═══ TEXTO PROPORCIONADO
En 1890 Alfred Thayer Mahan publicó La influencia del poder naval en la historia, uno de los tratados fundacionales de la geopolítica moderna. Debido al éxito internacional del libro, el entonces capitán de la armada estadounidense pasó a convertirse en un estratega de la talla de Clausewitz. En dicho texto, y en una secuela publicada dos años más tarde, Mahan analizó la historia de los imperios y mostró el rol trascendental del poder marítimo (y en particular el naval-militar) a la hora de definir el éxito y la seguridad de los Estados.

Mahan instruyó a los jefes políticos y militares de su era a concebir la fuerza naval como un factor indispensable e impostergable; sobre todo a los efectos de proteger el comercio y a la vez denegárselo a los enemigos. Se difundió así la noción de que el éxito en la guerra está estrechamente relacionado con el control del mar. En este sentido, la doctrina resultante señalaba que el dominio de los océanos permite avanzar hacia los intereses y objetivos de las potencias.

Si bien Mahan no descubrió nada nuevo, su obra institucionalizó y popularizó, de cara al siglo XX y en adelante, una creencia clave: el país que controle los océanos expande su campo de acción fuera de su territorio nacional. Por tanto, contar con una armada poderosa es el paso cardinal que todo aspirante a potencial global debe tomar. Esta es la lección que actualmente da lugar a una nueva carrera armamentística por el control de los mares; y a una diplomacia basada en mostrar los dientes.

En retrospectiva, y en vista de algunos acontecimientos recientes, la doctrina Mahan trajo el renacimiento de proverbios viejos. Durante los últimos 100 años reaparecieron lemas advirtiendo que no hay estabilidad sin músculo militar, o lo que es decir, si vis pacem, para bellum (si quieres paz, prepárate para la guerra). No por poco, en la era de los primeros acorazados (dreadnoughts) este adagio instruyó a las potencias de su tiempo a desarrollar armadas para imitar y no obstante desafiar el ejemplo británico.
══════
═══ INFORMACIÓN PROPORCIONADA
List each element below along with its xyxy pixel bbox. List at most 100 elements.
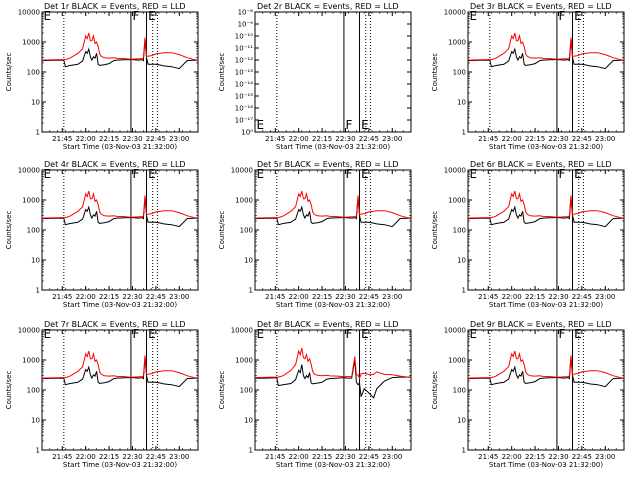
- flag-label: E: [44, 9, 52, 23]
- panel-det-9: Det 9r BLACK = Events, RED = LLD 10000 100…: [431, 320, 625, 469]
- series-lld-line: [467, 32, 625, 61]
- y-tick-label: 1: [36, 287, 40, 295]
- y-axis-label: Counts/sec: [5, 53, 13, 92]
- x-tick-label: 22:15: [312, 135, 332, 143]
- y-tick-label: 10000: [444, 9, 466, 17]
- series-events-line: [41, 197, 199, 228]
- x-tick-label: 22:45: [146, 453, 166, 461]
- flag-label: F: [558, 327, 565, 341]
- series-lld-line: [41, 32, 199, 61]
- y-tick-label: 10000: [18, 327, 40, 335]
- x-tick-label: 22:30: [122, 293, 142, 301]
- y-tick-label: 1000: [235, 357, 253, 365]
- x-tick-label: 21:45: [52, 293, 72, 301]
- y-tick-label: 1: [462, 447, 466, 455]
- y-tick-label: 100: [453, 387, 466, 395]
- flag-label: E: [257, 118, 265, 132]
- flag-label: E: [470, 9, 478, 23]
- y-tick-label: 10000: [231, 167, 253, 175]
- flag-label: E: [148, 167, 156, 181]
- y-tick-label: 10⁻¹¹: [235, 45, 253, 53]
- panel-title: Det 5r BLACK = Events, RED = LLD: [257, 160, 399, 169]
- x-axis-label: Start Time (03-Nov-03 21:32:00): [276, 461, 390, 469]
- y-tick-label: 10⁻⁹: [238, 21, 254, 29]
- series-lld-line: [467, 350, 625, 379]
- y-tick-label: 10⁻¹²: [235, 57, 253, 65]
- y-tick-label: 10: [31, 99, 40, 107]
- y-tick-label: 10⁻¹⁷: [235, 117, 253, 125]
- y-axis-label: Counts/sec: [218, 211, 226, 250]
- x-tick-label: 21:45: [52, 453, 72, 461]
- x-axis-label: Start Time (03-Nov-03 21:32:00): [489, 461, 603, 469]
- panel-det-3: Det 3r BLACK = Events, RED = LLD 10000 100…: [431, 2, 625, 151]
- x-axis-label: Start Time (03-Nov-03 21:32:00): [489, 301, 603, 309]
- flag-label: F: [558, 9, 565, 23]
- plot-frame: [467, 169, 625, 291]
- flag-label: E: [574, 327, 582, 341]
- x-tick-label: 23:00: [382, 293, 402, 301]
- y-tick-label: 10000: [18, 9, 40, 17]
- x-tick-label: 22:30: [548, 293, 568, 301]
- flag-label: E: [361, 118, 369, 132]
- y-tick-label: 1: [249, 447, 253, 455]
- series-lld-line: [41, 190, 199, 219]
- plot-frame: [254, 11, 412, 133]
- y-tick-label: 1: [36, 129, 40, 137]
- series-events-line: [254, 197, 412, 228]
- plot-frame: [254, 169, 412, 291]
- x-tick-label: 22:15: [312, 293, 332, 301]
- panel-det-1: Det 1r BLACK = Events, RED = LLD 10000 100…: [5, 2, 199, 151]
- y-tick-label: 10000: [444, 327, 466, 335]
- flag-label: E: [148, 327, 156, 341]
- flag-label: F: [132, 167, 139, 181]
- x-tick-label: 22:00: [289, 453, 309, 461]
- x-axis-label: Start Time (03-Nov-03 21:32:00): [63, 143, 177, 151]
- x-axis-label: Start Time (03-Nov-03 21:32:00): [276, 143, 390, 151]
- x-tick-label: 22:30: [335, 453, 355, 461]
- x-axis-label: Start Time (03-Nov-03 21:32:00): [63, 461, 177, 469]
- x-tick-label: 21:45: [478, 293, 498, 301]
- x-tick-label: 23:00: [595, 293, 615, 301]
- x-tick-label: 21:45: [265, 293, 285, 301]
- x-tick-label: 22:15: [99, 293, 119, 301]
- panel-title: Det 4r BLACK = Events, RED = LLD: [44, 160, 186, 169]
- y-axis-label: Counts/sec: [431, 53, 439, 92]
- panel-title: Det 7r BLACK = Events, RED = LLD: [44, 320, 186, 329]
- y-tick-label: 1000: [448, 39, 466, 47]
- flag-label: F: [558, 167, 565, 181]
- y-tick-label: 10: [31, 257, 40, 265]
- flag-label: F: [345, 167, 352, 181]
- x-tick-label: 21:45: [265, 453, 285, 461]
- y-tick-label: 100: [27, 69, 40, 77]
- flag-label: F: [345, 118, 352, 132]
- y-tick-label: 100: [240, 387, 253, 395]
- panel-title: Det 9r BLACK = Events, RED = LLD: [470, 320, 612, 329]
- plot-frame: [254, 329, 412, 451]
- y-tick-label: 1000: [22, 39, 40, 47]
- x-tick-label: 22:45: [359, 135, 379, 143]
- x-tick-label: 22:45: [359, 293, 379, 301]
- x-tick-label: 23:00: [169, 293, 189, 301]
- series-lld-line: [41, 350, 199, 379]
- series-events-line: [41, 39, 199, 70]
- y-tick-label: 10: [457, 99, 466, 107]
- x-tick-label: 23:00: [382, 453, 402, 461]
- y-tick-label: 10⁰: [241, 129, 253, 137]
- series-events-line: [467, 39, 625, 70]
- x-tick-label: 22:15: [525, 453, 545, 461]
- x-tick-label: 23:00: [595, 135, 615, 143]
- x-tick-label: 22:00: [289, 135, 309, 143]
- x-tick-label: 21:45: [478, 135, 498, 143]
- x-tick-label: 21:45: [52, 135, 72, 143]
- y-tick-label: 1: [249, 287, 253, 295]
- panel-title: Det 3r BLACK = Events, RED = LLD: [470, 2, 612, 11]
- panel-det-8: Det 8r BLACK = Events, RED = LLD 10000 100…: [218, 320, 412, 469]
- x-tick-label: 22:45: [572, 135, 592, 143]
- flag-label: E: [361, 327, 369, 341]
- panel-det-5: Det 5r BLACK = Events, RED = LLD 10000 100…: [218, 160, 412, 309]
- y-tick-label: 100: [240, 227, 253, 235]
- flag-label: E: [148, 9, 156, 23]
- x-tick-label: 23:00: [169, 453, 189, 461]
- y-tick-label: 1000: [22, 357, 40, 365]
══════
§ EJERCICIOS
A – Según el texto sobre Mahan, ¿en qué año se publicó La influencia del poder naval en la historia?
B – Indica si cada afirmación concuerda con el texto sobre Mahan y cita las palabras que lo deciden: (i) Mahan publicó una secuela dos años después de su tratado; (ii) Mahan descubrió ideas nuevas sobre el poder marítimo; (iii) cuando publicó el libro, Mahan era capitán de la armada estadounidense.
C – Por favor, reescribe el fragmento del texto sobre Mahan que va de "En 1890 Alfred" a "de los Estados." y sustituye "capitán" por "oficial".

§ RESULTADOS DEL EJERCICIO
A – En 1890.

B –
(i) Sí: "en una secuela publicada dos años más tarde".
(ii) No: "Si bien Mahan no descubrió nada nuevo".
(iii) Sí: "el entonces capitán de la armada estadounidense".

C –
En 1890 Alfred Thayer Mahan publicó La influencia del poder naval en la historia, uno de los tratados fundacionales de la geopolítica moderna. Debido al éxito internacional del libro, el entonces oficial de la armada estadounidense pasó a convertirse en un estratega de la talla de Clausewitz. En dicho texto, y en una secuela publicada dos años más tarde, Mahan analizó la historia de los imperios y mostró el rol trascendental del poder marítimo (y en particular el naval-militar) a la hora de definir el éxito y la seguridad de los Estados.